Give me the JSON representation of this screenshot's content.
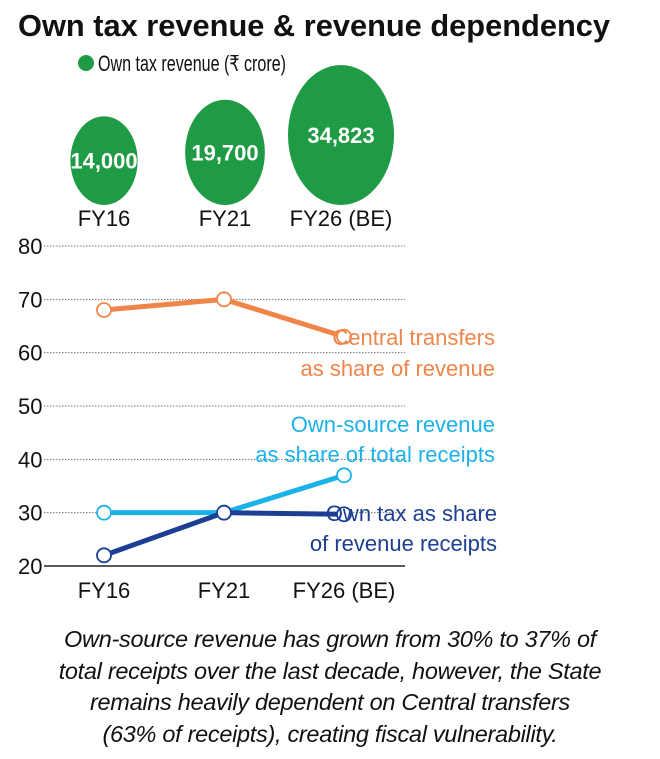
{
  "title": "Own tax revenue & revenue dependency",
  "caption": "Own-source revenue has grown from 30% to 37% of total receipts over the last decade, however, the State remains heavily dependent on Central transfers (63% of receipts), creating fiscal vulnerability.",
  "caption_lines": [
    "Own-source revenue has grown from 30% to 37% of",
    "total receipts over the last decade, however, the State",
    "remains heavily dependent on Central transfers",
    "(63% of receipts), creating fiscal vulnerability."
  ],
  "chart_data": [
    {
      "type": "bubble",
      "legend": "Own tax revenue (₹ crore)",
      "categories": [
        "FY16",
        "FY21",
        "FY26 (BE)"
      ],
      "values": [
        14000,
        19700,
        34823
      ],
      "labels": [
        "14,000",
        "19,700",
        "34,823"
      ],
      "color": "#1f9a45"
    },
    {
      "type": "line",
      "categories": [
        "FY16",
        "FY21",
        "FY26 (BE)"
      ],
      "ylim": [
        20,
        80
      ],
      "yticks": [
        20,
        30,
        40,
        50,
        60,
        70,
        80
      ],
      "grid": true,
      "series": [
        {
          "name": "Central transfers as share of revenue",
          "label_lines": [
            "Central transfers",
            "as share of revenue"
          ],
          "values": [
            68,
            70,
            63
          ],
          "color": "#f0854a"
        },
        {
          "name": "Own-source revenue as share of total receipts",
          "label_lines": [
            "Own-source revenue",
            "as share of total receipts"
          ],
          "values": [
            30,
            30,
            37
          ],
          "color": "#1ab2e8"
        },
        {
          "name": "Own tax as share of revenue receipts",
          "label_lines": [
            "Own tax as share",
            "of revenue receipts"
          ],
          "values": [
            22,
            30,
            29.7
          ],
          "color": "#1c3f94"
        }
      ]
    }
  ]
}
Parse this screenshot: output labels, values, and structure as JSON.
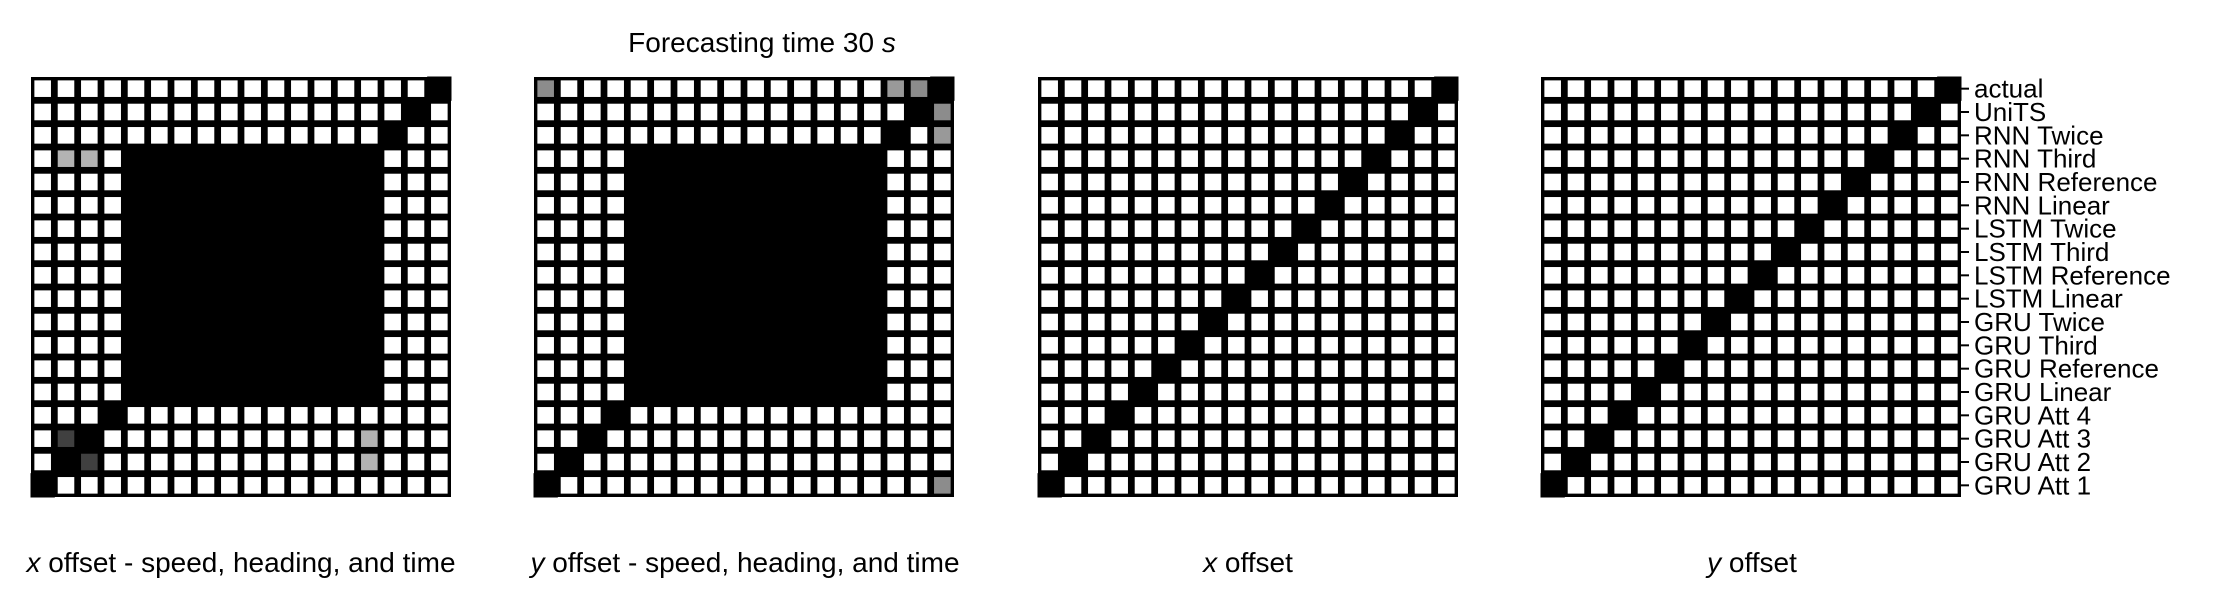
{
  "figure": {
    "title": "Forecasting time 30 s",
    "title_prefix": "Forecasting time 30",
    "title_unit": "s"
  },
  "chart_data": [
    {
      "type": "heatmap",
      "xlabel": "x offset - speed, heading, and time",
      "xlabel_var": "x",
      "xlabel_rest": "offset - speed, heading, and time",
      "size": 18,
      "matrix": [
        [
          1,
          0,
          0,
          0,
          0,
          0,
          0,
          0,
          0,
          0,
          0,
          0,
          0,
          0,
          0,
          0,
          0,
          0
        ],
        [
          0,
          1,
          0.75,
          0,
          0,
          0,
          0,
          0,
          0,
          0,
          0,
          0,
          0,
          0,
          0.3,
          0,
          0,
          0
        ],
        [
          0,
          0.75,
          1,
          0,
          0,
          0,
          0,
          0,
          0,
          0,
          0,
          0,
          0,
          0,
          0.3,
          0,
          0,
          0
        ],
        [
          0,
          0,
          0,
          1,
          0,
          0,
          0,
          0,
          0,
          0,
          0,
          0,
          0,
          0,
          0,
          0,
          0,
          0
        ],
        [
          0,
          0,
          0,
          0,
          1,
          1,
          1,
          1,
          1,
          1,
          1,
          1,
          1,
          1,
          1,
          0,
          0,
          0
        ],
        [
          0,
          0,
          0,
          0,
          1,
          1,
          1,
          1,
          1,
          1,
          1,
          1,
          1,
          1,
          1,
          0,
          0,
          0
        ],
        [
          0,
          0,
          0,
          0,
          1,
          1,
          1,
          1,
          1,
          1,
          1,
          1,
          1,
          1,
          1,
          0,
          0,
          0
        ],
        [
          0,
          0,
          0,
          0,
          1,
          1,
          1,
          1,
          1,
          1,
          1,
          1,
          1,
          1,
          1,
          0,
          0,
          0
        ],
        [
          0,
          0,
          0,
          0,
          1,
          1,
          1,
          1,
          1,
          1,
          1,
          1,
          1,
          1,
          1,
          0,
          0,
          0
        ],
        [
          0,
          0,
          0,
          0,
          1,
          1,
          1,
          1,
          1,
          1,
          1,
          1,
          1,
          1,
          1,
          0,
          0,
          0
        ],
        [
          0,
          0,
          0,
          0,
          1,
          1,
          1,
          1,
          1,
          1,
          1,
          1,
          1,
          1,
          1,
          0,
          0,
          0
        ],
        [
          0,
          0,
          0,
          0,
          1,
          1,
          1,
          1,
          1,
          1,
          1,
          1,
          1,
          1,
          1,
          0,
          0,
          0
        ],
        [
          0,
          0,
          0,
          0,
          1,
          1,
          1,
          1,
          1,
          1,
          1,
          1,
          1,
          1,
          1,
          0,
          0,
          0
        ],
        [
          0,
          0,
          0,
          0,
          1,
          1,
          1,
          1,
          1,
          1,
          1,
          1,
          1,
          1,
          1,
          0,
          0,
          0
        ],
        [
          0,
          0.3,
          0.3,
          0,
          1,
          1,
          1,
          1,
          1,
          1,
          1,
          1,
          1,
          1,
          1,
          0,
          0,
          0
        ],
        [
          0,
          0,
          0,
          0,
          0,
          0,
          0,
          0,
          0,
          0,
          0,
          0,
          0,
          0,
          0,
          1,
          0,
          0
        ],
        [
          0,
          0,
          0,
          0,
          0,
          0,
          0,
          0,
          0,
          0,
          0,
          0,
          0,
          0,
          0,
          0,
          1,
          0
        ],
        [
          0,
          0,
          0,
          0,
          0,
          0,
          0,
          0,
          0,
          0,
          0,
          0,
          0,
          0,
          0,
          0,
          0,
          1
        ]
      ]
    },
    {
      "type": "heatmap",
      "xlabel": "y offset - speed, heading, and time",
      "xlabel_var": "y",
      "xlabel_rest": "offset - speed, heading, and time",
      "size": 18,
      "matrix": [
        [
          1,
          0,
          0,
          0,
          0,
          0,
          0,
          0,
          0,
          0,
          0,
          0,
          0,
          0,
          0,
          0,
          0,
          0.45
        ],
        [
          0,
          1,
          0,
          0,
          0,
          0,
          0,
          0,
          0,
          0,
          0,
          0,
          0,
          0,
          0,
          0,
          0,
          0
        ],
        [
          0,
          0,
          1,
          0,
          0,
          0,
          0,
          0,
          0,
          0,
          0,
          0,
          0,
          0,
          0,
          0,
          0,
          0
        ],
        [
          0,
          0,
          0,
          1,
          0,
          0,
          0,
          0,
          0,
          0,
          0,
          0,
          0,
          0,
          0,
          0,
          0,
          0
        ],
        [
          0,
          0,
          0,
          0,
          1,
          1,
          1,
          1,
          1,
          1,
          1,
          1,
          1,
          1,
          1,
          0,
          0,
          0
        ],
        [
          0,
          0,
          0,
          0,
          1,
          1,
          1,
          1,
          1,
          1,
          1,
          1,
          1,
          1,
          1,
          0,
          0,
          0
        ],
        [
          0,
          0,
          0,
          0,
          1,
          1,
          1,
          1,
          1,
          1,
          1,
          1,
          1,
          1,
          1,
          0,
          0,
          0
        ],
        [
          0,
          0,
          0,
          0,
          1,
          1,
          1,
          1,
          1,
          1,
          1,
          1,
          1,
          1,
          1,
          0,
          0,
          0
        ],
        [
          0,
          0,
          0,
          0,
          1,
          1,
          1,
          1,
          1,
          1,
          1,
          1,
          1,
          1,
          1,
          0,
          0,
          0
        ],
        [
          0,
          0,
          0,
          0,
          1,
          1,
          1,
          1,
          1,
          1,
          1,
          1,
          1,
          1,
          1,
          0,
          0,
          0
        ],
        [
          0,
          0,
          0,
          0,
          1,
          1,
          1,
          1,
          1,
          1,
          1,
          1,
          1,
          1,
          1,
          0,
          0,
          0
        ],
        [
          0,
          0,
          0,
          0,
          1,
          1,
          1,
          1,
          1,
          1,
          1,
          1,
          1,
          1,
          1,
          0,
          0,
          0
        ],
        [
          0,
          0,
          0,
          0,
          1,
          1,
          1,
          1,
          1,
          1,
          1,
          1,
          1,
          1,
          1,
          0,
          0,
          0
        ],
        [
          0,
          0,
          0,
          0,
          1,
          1,
          1,
          1,
          1,
          1,
          1,
          1,
          1,
          1,
          1,
          0,
          0,
          0
        ],
        [
          0,
          0,
          0,
          0,
          1,
          1,
          1,
          1,
          1,
          1,
          1,
          1,
          1,
          1,
          1,
          0,
          0,
          0
        ],
        [
          0,
          0,
          0,
          0,
          0,
          0,
          0,
          0,
          0,
          0,
          0,
          0,
          0,
          0,
          0,
          1,
          0,
          0.4
        ],
        [
          0,
          0,
          0,
          0,
          0,
          0,
          0,
          0,
          0,
          0,
          0,
          0,
          0,
          0,
          0,
          0,
          1,
          0.45
        ],
        [
          0.45,
          0,
          0,
          0,
          0,
          0,
          0,
          0,
          0,
          0,
          0,
          0,
          0,
          0,
          0,
          0.4,
          0.45,
          1
        ]
      ]
    },
    {
      "type": "heatmap",
      "xlabel": "x offset",
      "xlabel_var": "x",
      "xlabel_rest": "offset",
      "size": 18,
      "matrix": "identity"
    },
    {
      "type": "heatmap",
      "xlabel": "y offset",
      "xlabel_var": "y",
      "xlabel_rest": "offset",
      "size": 18,
      "matrix": "identity",
      "ytick_labels": [
        "GRU Att 1",
        "GRU Att 2",
        "GRU Att 3",
        "GRU Att 4",
        "GRU Linear",
        "GRU Reference",
        "GRU Third",
        "GRU Twice",
        "LSTM Linear",
        "LSTM Reference",
        "LSTM Third",
        "LSTM Twice",
        "RNN Linear",
        "RNN Reference",
        "RNN Third",
        "RNN Twice",
        "UniTS",
        "actual"
      ]
    }
  ],
  "colors": {
    "high": "#000000",
    "low": "#ffffff"
  }
}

□ □ □ □

WRITTEN EXERCISE —
Pick out each line containing the string "JSON" and copy it.

OUTPUT OF THE EXERCISE —
Give me the JSON representation of this screenshot's content.
Parse this screenshot: output labels, values, and structure as JSON.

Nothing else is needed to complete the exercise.